**Rows:**
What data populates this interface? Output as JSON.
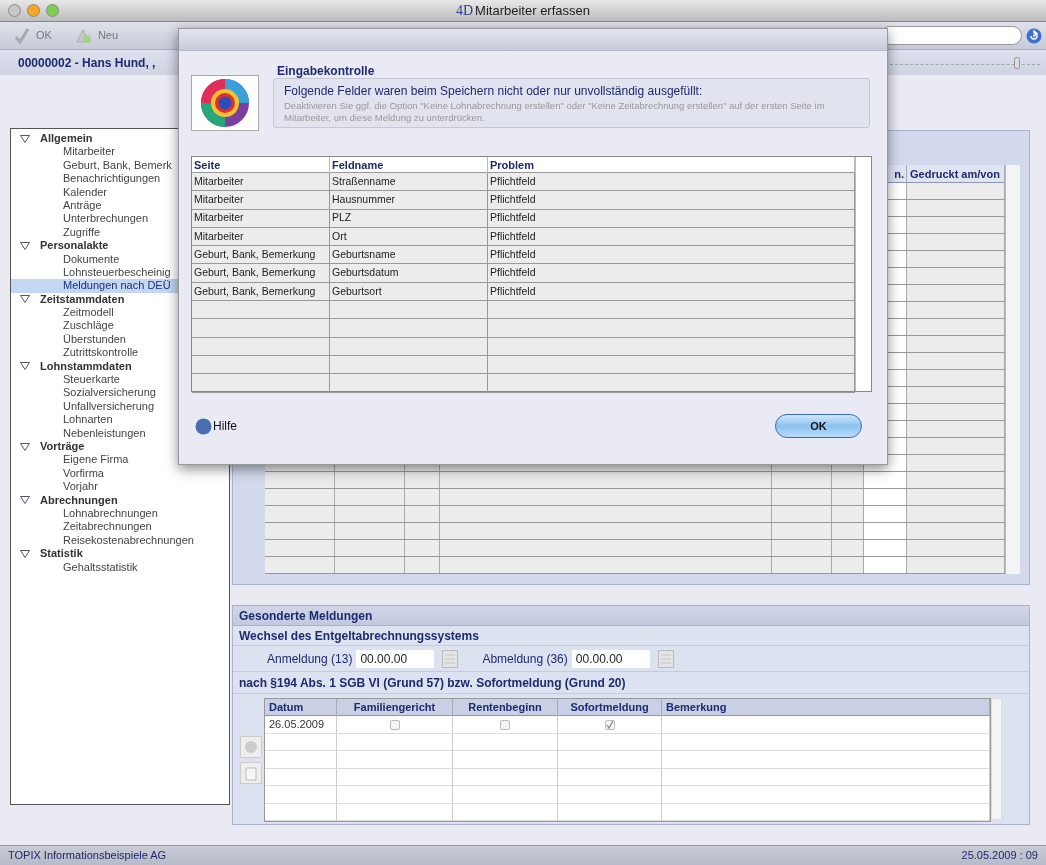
{
  "window": {
    "logo": "4D",
    "title": "Mitarbeiter erfassen"
  },
  "toolbar": {
    "buttons": [
      {
        "label": "OK",
        "kind": "check",
        "disabled": true
      },
      {
        "label": "Neu",
        "kind": "new",
        "disabled": true
      }
    ]
  },
  "record_title": "00000002 - Hans Hund, ,",
  "record_slider": {
    "level": 0.86
  },
  "sidebar": {
    "items": [
      {
        "label": "Allgemein",
        "expanded": true,
        "children": [
          {
            "label": "Mitarbeiter",
            "selected": false
          },
          {
            "label": "Geburt, Bank, Bemerk",
            "selected": false
          },
          {
            "label": "Benachrichtigungen",
            "selected": false
          },
          {
            "label": "Kalender",
            "selected": false
          },
          {
            "label": "Anträge",
            "selected": false
          },
          {
            "label": "Unterbrechungen",
            "selected": false
          },
          {
            "label": "Zugriffe",
            "selected": false
          }
        ]
      },
      {
        "label": "Personalakte",
        "expanded": true,
        "children": [
          {
            "label": "Dokumente",
            "selected": false
          },
          {
            "label": "Lohnsteuerbescheinig",
            "selected": false
          },
          {
            "label": "Meldungen nach DEÜ",
            "selected": true
          }
        ]
      },
      {
        "label": "Zeitstammdaten",
        "expanded": true,
        "children": [
          {
            "label": "Zeitmodell",
            "selected": false
          },
          {
            "label": "Zuschläge",
            "selected": false
          },
          {
            "label": "Überstunden",
            "selected": false
          },
          {
            "label": "Zutrittskontrolle",
            "selected": false
          }
        ]
      },
      {
        "label": "Lohnstammdaten",
        "expanded": true,
        "children": [
          {
            "label": "Steuerkarte",
            "selected": false
          },
          {
            "label": "Sozialversicherung",
            "selected": false
          },
          {
            "label": "Unfallversicherung",
            "selected": false
          },
          {
            "label": "Lohnarten",
            "selected": false
          },
          {
            "label": "Nebenleistungen",
            "selected": false
          }
        ]
      },
      {
        "label": "Vorträge",
        "expanded": true,
        "children": [
          {
            "label": "Eigene Firma",
            "selected": false
          },
          {
            "label": "Vorfirma",
            "selected": false
          },
          {
            "label": "Vorjahr",
            "selected": false
          }
        ]
      },
      {
        "label": "Abrechnungen",
        "expanded": true,
        "children": [
          {
            "label": "Lohnabrechnungen",
            "selected": false
          },
          {
            "label": "Zeitabrechnungen",
            "selected": false
          },
          {
            "label": "Reisekostenabrechnungen",
            "selected": false
          }
        ]
      },
      {
        "label": "Statistik",
        "expanded": true,
        "children": [
          {
            "label": "Gehaltsstatistik",
            "selected": false
          }
        ]
      }
    ]
  },
  "main_table": {
    "header_cells": [
      "n.",
      "Gedruckt am/von"
    ]
  },
  "special_reports": {
    "title": "Gesonderte Meldungen",
    "change_section": {
      "title": "Wechsel des Entgeltabrechnungssystems",
      "fields": [
        {
          "label": "Anmeldung (13)",
          "value": "00.00.00"
        },
        {
          "label": "Abmeldung (36)",
          "value": "00.00.00"
        }
      ]
    },
    "section_194": {
      "title": "nach §194 Abs. 1 SGB VI (Grund 57) bzw. Sofortmeldung (Grund 20)",
      "columns": [
        "Datum",
        "Familiengericht",
        "Rentenbeginn",
        "Sofortmeldung",
        "Bemerkung"
      ],
      "rows": [
        {
          "datum": "26.05.2009",
          "familiengericht": false,
          "rentenbeginn": false,
          "sofortmeldung": true
        }
      ]
    }
  },
  "status_bar": {
    "company": "TOPIX Informationsbeispiele AG",
    "datetime": "25.05.2009 : 09"
  },
  "dialog": {
    "title": "Eingabekontrolle",
    "message": "Folgende Felder waren beim Speichern nicht oder nur unvollständig ausgefüllt:",
    "hint": "Deaktivieren Sie ggf. die Option \"Keine Lohnabrechnung erstellen\" oder \"Keine Zeitabrechnung erstellen\" auf der ersten Seite im Mitarbeiter, um diese Meldung zu unterdrücken.",
    "table": {
      "columns": [
        "Seite",
        "Feldname",
        "Problem"
      ],
      "rows": [
        [
          "Mitarbeiter",
          "Straßenname",
          "Pflichtfeld"
        ],
        [
          "Mitarbeiter",
          "Hausnummer",
          "Pflichtfeld"
        ],
        [
          "Mitarbeiter",
          "PLZ",
          "Pflichtfeld"
        ],
        [
          "Mitarbeiter",
          "Ort",
          "Pflichtfeld"
        ],
        [
          "Geburt, Bank, Bemerkung",
          "Geburtsname",
          "Pflichtfeld"
        ],
        [
          "Geburt, Bank, Bemerkung",
          "Geburtsdatum",
          "Pflichtfeld"
        ],
        [
          "Geburt, Bank, Bemerkung",
          "Geburtsort",
          "Pflichtfeld"
        ]
      ]
    },
    "help": "Hilfe",
    "ok": "OK"
  }
}
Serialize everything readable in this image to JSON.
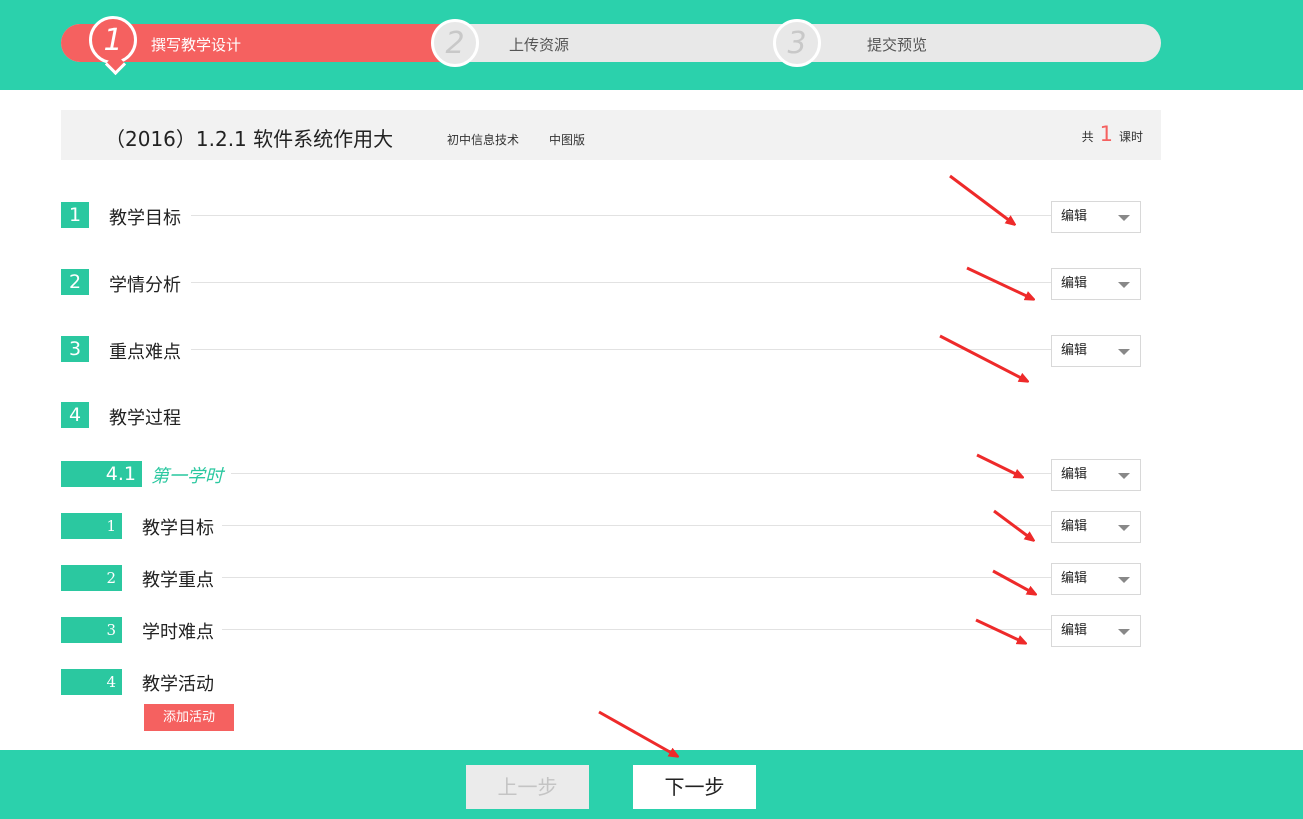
{
  "steps": [
    {
      "number": "1",
      "label": "撰写教学设计"
    },
    {
      "number": "2",
      "label": "上传资源"
    },
    {
      "number": "3",
      "label": "提交预览"
    }
  ],
  "course": {
    "title": "（2016）1.2.1 软件系统作用大",
    "subject": "初中信息技术",
    "publisher": "中图版",
    "total_prefix": "共",
    "total_count": "1",
    "total_suffix": "课时"
  },
  "sections": [
    {
      "number": "1",
      "label": "教学目标",
      "edit": "编辑"
    },
    {
      "number": "2",
      "label": "学情分析",
      "edit": "编辑"
    },
    {
      "number": "3",
      "label": "重点难点",
      "edit": "编辑"
    },
    {
      "number": "4",
      "label": "教学过程"
    }
  ],
  "phase": {
    "number": "4.1",
    "label": "第一学时",
    "edit": "编辑"
  },
  "sub_items": [
    {
      "number": "1",
      "label": "教学目标",
      "edit": "编辑"
    },
    {
      "number": "2",
      "label": "教学重点",
      "edit": "编辑"
    },
    {
      "number": "3",
      "label": "学时难点",
      "edit": "编辑"
    },
    {
      "number": "4",
      "label": "教学活动"
    }
  ],
  "add_activity": "添加活动",
  "footer": {
    "prev": "上一步",
    "next": "下一步"
  },
  "colors": {
    "brand": "#2bd1ac",
    "accent": "#f56160",
    "box": "#2bc8a0"
  }
}
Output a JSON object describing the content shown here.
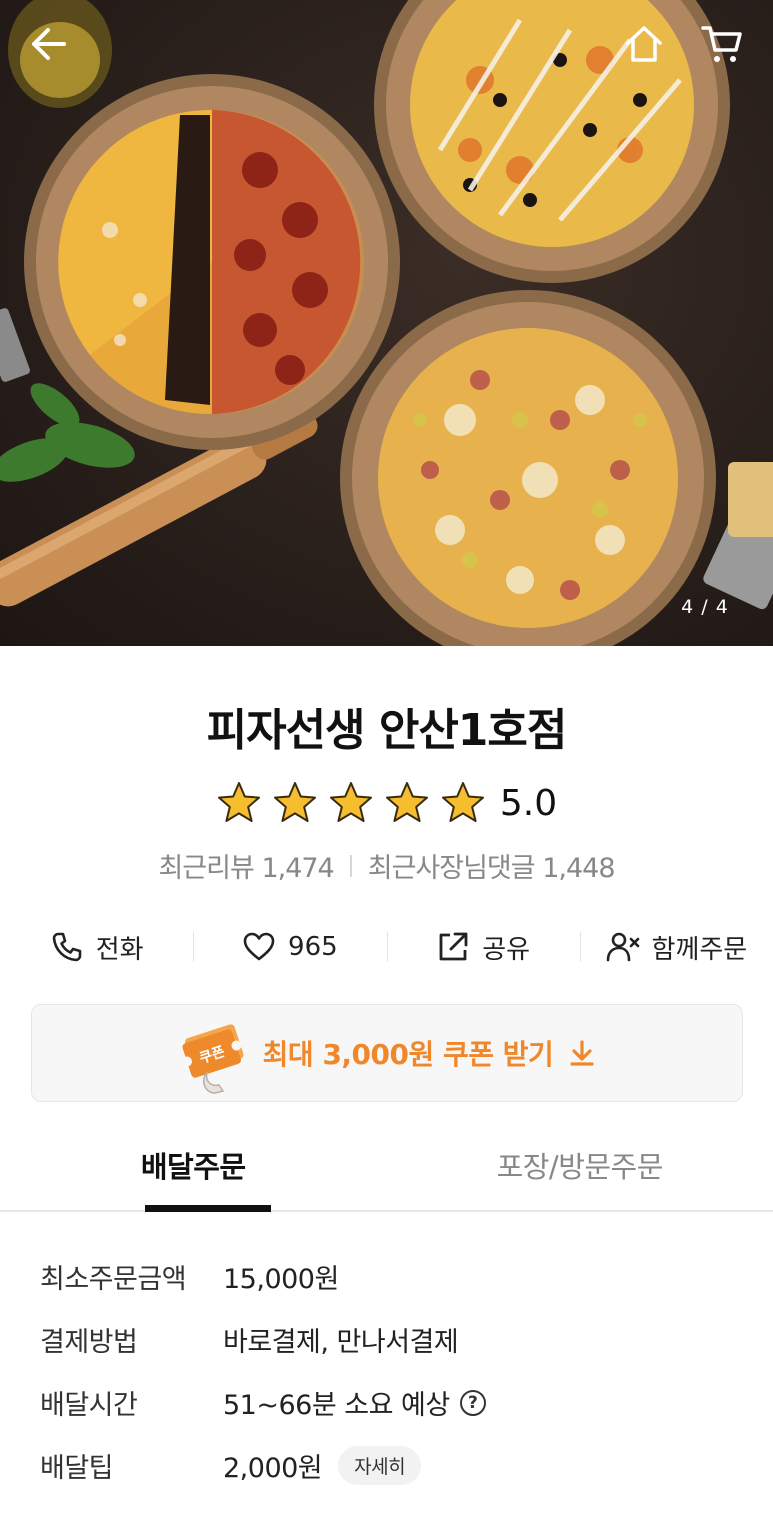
{
  "hero": {
    "counter": "4 / 4",
    "icons": {
      "back": "back-arrow-icon",
      "home": "home-icon",
      "cart": "cart-icon"
    }
  },
  "store": {
    "name": "피자선생 안산1호점",
    "rating": "5.0",
    "stars": 5,
    "recent_reviews_label": "최근리뷰",
    "recent_reviews_count": "1,474",
    "owner_replies_label": "최근사장님댓글",
    "owner_replies_count": "1,448"
  },
  "actions": {
    "call": "전화",
    "like": "965",
    "share": "공유",
    "group_order": "함께주문"
  },
  "coupon": {
    "ticket_text": "쿠폰",
    "text": "최대 3,000원 쿠폰 받기",
    "accent_color": "#f0872a"
  },
  "tabs": {
    "delivery": "배달주문",
    "pickup": "포장/방문주문",
    "active": "delivery"
  },
  "info": [
    {
      "label": "최소주문금액",
      "value": "15,000원"
    },
    {
      "label": "결제방법",
      "value": "바로결제, 만나서결제"
    },
    {
      "label": "배달시간",
      "value": "51~66분 소요 예상",
      "help": "?"
    },
    {
      "label": "배달팁",
      "value": "2,000원",
      "button": "자세히"
    }
  ]
}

**Task statement:** Pick out all lines containing the string "this".

**In response:**
What data populates this interface? Output as JSON.
Serialize everything readable in this image to JSON.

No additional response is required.